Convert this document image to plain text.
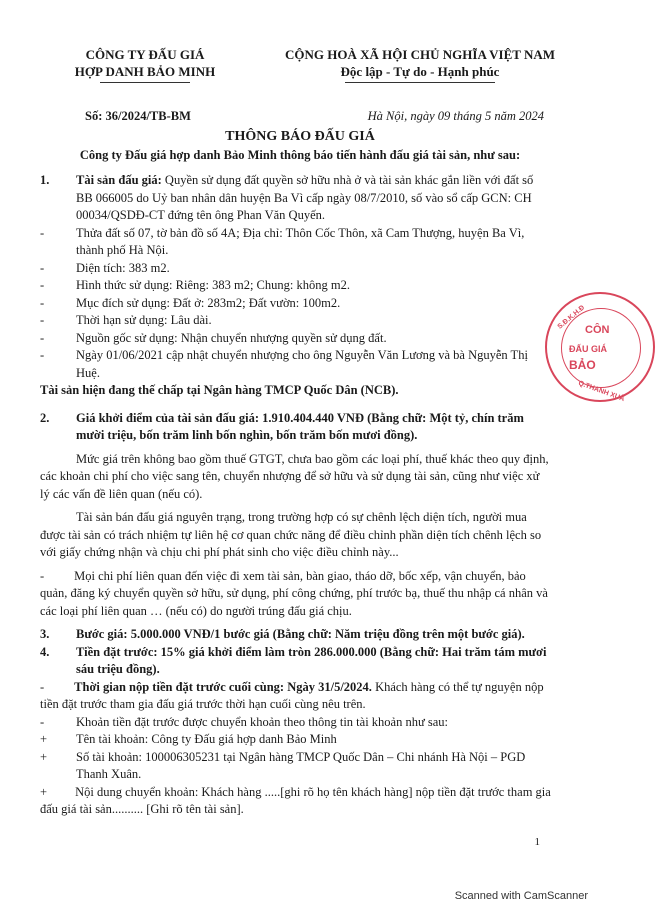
CÔNG TY ĐẤU GIÁ
HỢP DANH BẢO MINH
CỘNG HOÀ XÃ HỘI CHỦ NGHĨA VIỆT NAM
Độc lập - Tự do - Hạnh phúc
Số: 36/2024/TB-BM	Hà Nội, ngày 09 tháng 5 năm 2024
THÔNG BÁO ĐẤU GIÁ
Công ty Đấu giá hợp danh Bảo Minh thông báo tiến hành đấu giá tài sản, như sau:
1. Tài sản đấu giá: Quyền sử dụng đất quyền sở hữu nhà ở và tài sản khác gắn liền với đất số BB 066005 do Uỷ ban nhân dân huyện Ba Vì cấp ngày 08/7/2010, số vào sổ cấp GCN: CH 00034/QSDĐ-CT đứng tên ông Phan Văn Quyến.
-	Thửa đất số 07, tờ bản đồ số 4A; Địa chỉ: Thôn Cốc Thôn, xã Cam Thượng, huyện Ba Vì, thành phố Hà Nội.
-	Diện tích: 383 m2.
-	Hình thức sử dụng: Riêng: 383 m2; Chung: không m2.
-	Mục đích sử dụng: Đất ở: 283m2; Đất vườn: 100m2.
-	Thời hạn sử dụng: Lâu dài.
-	Nguồn gốc sử dụng: Nhận chuyển nhượng quyền sử dụng đất.
-	Ngày 01/06/2021 cập nhật chuyển nhượng cho ông Nguyễn Văn Lương và bà Nguyễn Thị Huệ.
Tài sản hiện đang thế chấp tại Ngân hàng TMCP Quốc Dân (NCB).
2. Giá khởi điểm của tài sản đấu giá: 1.910.404.440 VNĐ (Bằng chữ: Một tỷ, chín trăm mười triệu, bốn trăm linh bốn nghìn, bốn trăm bốn mươi đồng).
Mức giá trên không bao gồm thuế GTGT, chưa bao gồm các loại phí, thuế khác theo quy định, các khoản chi phí cho việc sang tên, chuyển nhượng để sở hữu và sử dụng tài sản, cũng như việc xử lý các vấn đề liên quan (nếu có).
Tài sản bán đấu giá nguyên trạng, trong trường hợp có sự chênh lệch diện tích, người mua được tài sản có trách nhiệm tự liên hệ cơ quan chức năng để điều chỉnh phần diện tích chênh lệch so với giấy chứng nhận và chịu chi phí phát sinh cho việc điều chỉnh này...
- Mọi chi phí liên quan đến việc đi xem tài sản, bàn giao, tháo dỡ, bốc xếp, vận chuyển, bảo quản, đăng ký chuyển quyền sở hữu, sử dụng, phí công chứng, phí trước bạ, thuế thu nhập cá nhân và các loại phí liên quan … (nếu có) do người trúng đấu giá chịu.
3. Bước giá: 5.000.000 VNĐ/1 bước giá (Bằng chữ: Năm triệu đồng trên một bước giá).
4. Tiền đặt trước: 15% giá khởi điểm làm tròn 286.000.000 (Bằng chữ: Hai trăm tám mươi sáu triệu đồng).
- Thời gian nộp tiền đặt trước cuối cùng: Ngày 31/5/2024. Khách hàng có thể tự nguyện nộp tiền đặt trước tham gia đấu giá trước thời hạn cuối cùng nêu trên.
-	Khoản tiền đặt trước được chuyển khoản theo thông tin tài khoản như sau:
+ Tên tài khoản: Công ty Đấu giá hợp danh Bảo Minh
+ Số tài khoản: 100006305231 tại Ngân hàng TMCP Quốc Dân – Chi nhánh Hà Nội – PGD Thanh Xuân.
+ Nội dung chuyển khoản: Khách hàng .....[ghi rõ họ tên khách hàng] nộp tiền đặt trước tham gia đấu giá tài sản.......... [Ghi rõ tên tài sản].
1
CÔN
ĐẤU GIÁ
BẢO
S.Đ.K.H.Đ
Q.THANH XUÂ
Scanned with CamScanner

____________________

Show the lines of the records that include the string "chịu".

◆ ANSWER TO THIS PROBLEM ◆
Tài sản bán đấu giá nguyên trạng, trong trường hợp có sự chênh lệch diện tích, người mua được tài sản có trách nhiệm tự liên hệ cơ quan chức năng để điều chỉnh phần diện tích chênh lệch so với giấy chứng nhận và chịu chi phí phát sinh cho việc điều chỉnh này...
- Mọi chi phí liên quan đến việc đi xem tài sản, bàn giao, tháo dỡ, bốc xếp, vận chuyển, bảo quản, đăng ký chuyển quyền sở hữu, sử dụng, phí công chứng, phí trước bạ, thuế thu nhập cá nhân và các loại phí liên quan … (nếu có) do người trúng đấu giá chịu.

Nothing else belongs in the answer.